→ **Stored records**:
* BEGIN *

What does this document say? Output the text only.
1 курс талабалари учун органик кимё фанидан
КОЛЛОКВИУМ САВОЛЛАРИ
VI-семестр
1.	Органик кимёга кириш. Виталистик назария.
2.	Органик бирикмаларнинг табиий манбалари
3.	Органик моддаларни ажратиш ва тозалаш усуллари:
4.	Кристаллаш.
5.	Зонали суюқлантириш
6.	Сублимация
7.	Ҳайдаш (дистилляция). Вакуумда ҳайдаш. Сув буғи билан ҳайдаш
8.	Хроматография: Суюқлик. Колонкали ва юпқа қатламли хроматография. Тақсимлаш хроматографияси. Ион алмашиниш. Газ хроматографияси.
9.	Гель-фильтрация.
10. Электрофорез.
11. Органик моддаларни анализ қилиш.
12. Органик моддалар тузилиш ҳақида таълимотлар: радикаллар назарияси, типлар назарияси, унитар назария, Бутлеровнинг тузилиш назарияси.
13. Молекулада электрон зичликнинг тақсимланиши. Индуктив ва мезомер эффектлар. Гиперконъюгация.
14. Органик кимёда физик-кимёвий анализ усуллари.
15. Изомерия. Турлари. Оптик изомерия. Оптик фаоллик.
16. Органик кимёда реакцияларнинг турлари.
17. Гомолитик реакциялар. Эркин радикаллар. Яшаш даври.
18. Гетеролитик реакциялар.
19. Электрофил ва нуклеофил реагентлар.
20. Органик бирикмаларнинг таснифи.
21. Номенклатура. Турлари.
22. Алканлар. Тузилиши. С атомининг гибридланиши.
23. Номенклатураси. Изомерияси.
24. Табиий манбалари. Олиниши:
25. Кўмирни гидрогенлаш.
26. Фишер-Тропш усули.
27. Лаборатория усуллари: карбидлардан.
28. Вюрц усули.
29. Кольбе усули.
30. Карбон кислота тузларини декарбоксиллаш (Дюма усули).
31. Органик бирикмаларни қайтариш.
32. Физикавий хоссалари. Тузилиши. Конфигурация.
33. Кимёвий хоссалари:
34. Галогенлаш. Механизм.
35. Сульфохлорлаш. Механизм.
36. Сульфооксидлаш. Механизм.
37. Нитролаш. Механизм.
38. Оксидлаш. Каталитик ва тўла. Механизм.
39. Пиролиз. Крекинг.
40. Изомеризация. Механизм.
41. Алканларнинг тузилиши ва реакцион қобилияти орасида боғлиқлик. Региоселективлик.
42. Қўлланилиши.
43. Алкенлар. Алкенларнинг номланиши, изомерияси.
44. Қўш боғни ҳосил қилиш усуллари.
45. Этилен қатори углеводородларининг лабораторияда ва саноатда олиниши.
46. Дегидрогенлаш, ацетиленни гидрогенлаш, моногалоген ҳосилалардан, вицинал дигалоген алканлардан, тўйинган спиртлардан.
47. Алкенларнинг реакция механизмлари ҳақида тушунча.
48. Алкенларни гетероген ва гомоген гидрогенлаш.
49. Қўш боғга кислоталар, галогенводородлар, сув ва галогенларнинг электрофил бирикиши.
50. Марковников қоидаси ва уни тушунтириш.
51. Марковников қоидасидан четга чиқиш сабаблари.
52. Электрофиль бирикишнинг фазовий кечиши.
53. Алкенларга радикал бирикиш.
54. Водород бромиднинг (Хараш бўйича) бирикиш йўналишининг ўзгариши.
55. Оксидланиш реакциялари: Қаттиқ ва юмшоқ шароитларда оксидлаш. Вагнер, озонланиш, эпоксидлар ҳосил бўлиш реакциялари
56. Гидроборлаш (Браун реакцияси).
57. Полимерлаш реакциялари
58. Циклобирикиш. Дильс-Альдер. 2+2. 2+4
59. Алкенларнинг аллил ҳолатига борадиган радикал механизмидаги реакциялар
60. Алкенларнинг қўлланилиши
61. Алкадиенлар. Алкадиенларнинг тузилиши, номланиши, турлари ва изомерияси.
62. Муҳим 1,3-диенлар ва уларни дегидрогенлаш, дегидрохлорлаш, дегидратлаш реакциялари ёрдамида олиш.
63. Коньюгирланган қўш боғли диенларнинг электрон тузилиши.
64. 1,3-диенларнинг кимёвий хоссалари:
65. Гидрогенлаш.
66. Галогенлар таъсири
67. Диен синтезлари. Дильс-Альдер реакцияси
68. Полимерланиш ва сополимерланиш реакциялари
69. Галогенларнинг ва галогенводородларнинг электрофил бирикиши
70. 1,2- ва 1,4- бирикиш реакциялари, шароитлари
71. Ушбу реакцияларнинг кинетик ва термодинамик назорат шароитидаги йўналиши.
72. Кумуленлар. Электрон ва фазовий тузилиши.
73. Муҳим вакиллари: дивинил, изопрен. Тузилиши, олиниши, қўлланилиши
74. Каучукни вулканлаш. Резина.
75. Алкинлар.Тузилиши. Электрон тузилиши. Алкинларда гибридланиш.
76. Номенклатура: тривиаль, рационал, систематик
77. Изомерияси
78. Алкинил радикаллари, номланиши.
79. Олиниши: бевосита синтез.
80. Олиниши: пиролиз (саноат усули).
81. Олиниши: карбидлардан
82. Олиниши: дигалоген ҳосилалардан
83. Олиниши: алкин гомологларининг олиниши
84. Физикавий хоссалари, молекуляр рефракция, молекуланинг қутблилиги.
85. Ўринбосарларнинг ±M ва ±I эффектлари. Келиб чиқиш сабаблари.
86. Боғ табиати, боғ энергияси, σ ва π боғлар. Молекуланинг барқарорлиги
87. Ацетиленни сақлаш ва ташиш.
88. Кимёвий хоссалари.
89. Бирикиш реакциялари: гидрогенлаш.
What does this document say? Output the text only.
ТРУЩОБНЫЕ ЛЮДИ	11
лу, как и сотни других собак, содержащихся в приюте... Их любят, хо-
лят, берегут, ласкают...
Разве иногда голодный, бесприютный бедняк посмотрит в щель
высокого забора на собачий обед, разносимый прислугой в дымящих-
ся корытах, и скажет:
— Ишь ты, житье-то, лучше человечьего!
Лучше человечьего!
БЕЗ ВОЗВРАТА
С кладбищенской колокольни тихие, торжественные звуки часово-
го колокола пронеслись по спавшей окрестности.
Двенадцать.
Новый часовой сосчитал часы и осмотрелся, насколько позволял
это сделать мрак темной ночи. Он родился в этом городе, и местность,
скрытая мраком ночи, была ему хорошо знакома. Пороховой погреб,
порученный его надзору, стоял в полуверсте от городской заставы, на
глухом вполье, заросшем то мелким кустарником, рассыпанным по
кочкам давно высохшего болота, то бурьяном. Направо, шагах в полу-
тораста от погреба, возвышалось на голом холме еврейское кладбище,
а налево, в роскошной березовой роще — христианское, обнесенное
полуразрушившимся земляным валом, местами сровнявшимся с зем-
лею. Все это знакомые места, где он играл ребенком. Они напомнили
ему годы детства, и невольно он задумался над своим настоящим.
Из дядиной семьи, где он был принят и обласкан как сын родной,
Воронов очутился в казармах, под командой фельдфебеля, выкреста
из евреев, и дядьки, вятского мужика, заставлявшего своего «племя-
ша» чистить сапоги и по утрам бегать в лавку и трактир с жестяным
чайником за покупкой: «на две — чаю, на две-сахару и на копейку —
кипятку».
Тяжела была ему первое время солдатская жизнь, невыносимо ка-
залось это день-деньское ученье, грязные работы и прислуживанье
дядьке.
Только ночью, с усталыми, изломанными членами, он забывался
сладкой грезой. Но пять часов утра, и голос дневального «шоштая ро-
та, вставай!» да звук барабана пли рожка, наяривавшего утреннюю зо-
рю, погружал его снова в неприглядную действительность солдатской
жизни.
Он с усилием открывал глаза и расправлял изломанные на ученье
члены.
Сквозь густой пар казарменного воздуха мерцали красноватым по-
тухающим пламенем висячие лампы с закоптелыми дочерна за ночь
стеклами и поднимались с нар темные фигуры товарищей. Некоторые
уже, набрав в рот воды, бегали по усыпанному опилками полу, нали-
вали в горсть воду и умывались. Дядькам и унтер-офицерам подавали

* END *

In the records above, find the lines containing "манбалари" and copy them.

→ **Task result**:
2.	Органик бирикмаларнинг табиий манбалари
24. Табиий манбалари. Олиниши:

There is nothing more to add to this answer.